◆ **Challenge**
Tally how many lines include "performance". The number is the whole answer.

◆ **Data for the task**
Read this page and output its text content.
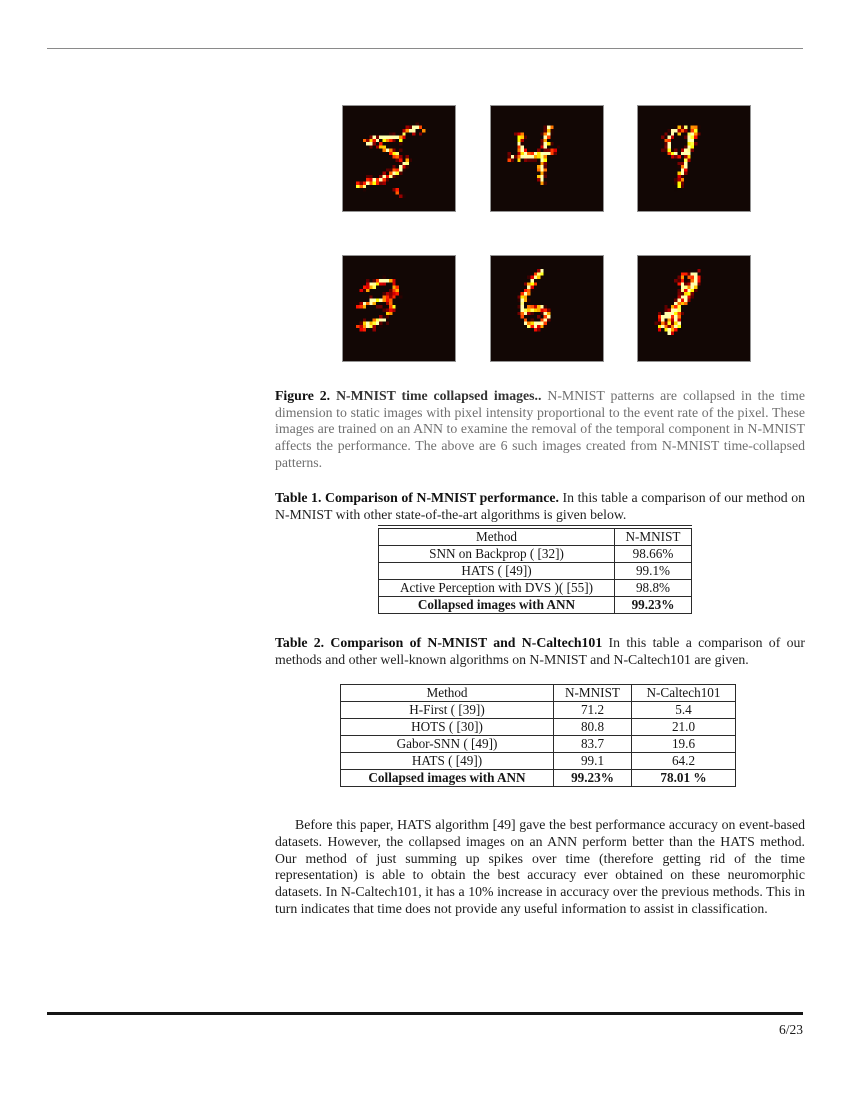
Figure 2. N-MNIST time collapsed images.. N-MNIST patterns are collapsed in the time dimension to static images with pixel intensity proportional to the event rate of the pixel. These images are trained on an ANN to examine the removal of the temporal component in N-MNIST affects the performance. The above are 6 such images created from N-MNIST time-collapsed patterns.
Table 1. Comparison of N-MNIST performance. In this table a comparison of our method on N-MNIST with other state-of-the-art algorithms is given below.
Method	N-MNIST
SNN on Backprop ( [32])	98.66%
HATS ( [49])	99.1%
Active Perception with DVS )( [55])	98.8%
Collapsed images with ANN	99.23%
Table 2. Comparison of N-MNIST and N-Caltech101 In this table a comparison of our methods and other well-known algorithms on N-MNIST and N-Caltech101 are given.
Method	N-MNIST	N-Caltech101
H-First ( [39])	71.2	5.4
HOTS ( [30])	80.8	21.0
Gabor-SNN ( [49])	83.7	19.6
HATS ( [49])	99.1	64.2
Collapsed images with ANN	99.23%	78.01 %
Before this paper, HATS algorithm [49] gave the best performance accuracy on event-based datasets. However, the collapsed images on an ANN perform better than the HATS method. Our method of just summing up spikes over time (therefore getting rid of the time representation) is able to obtain the best accuracy ever obtained on these neuromorphic datasets. In N-Caltech101, it has a 10% increase in accuracy over the previous methods. This in turn indicates that time does not provide any useful information to assist in classification.
6/23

◆ **Completed exercise**
3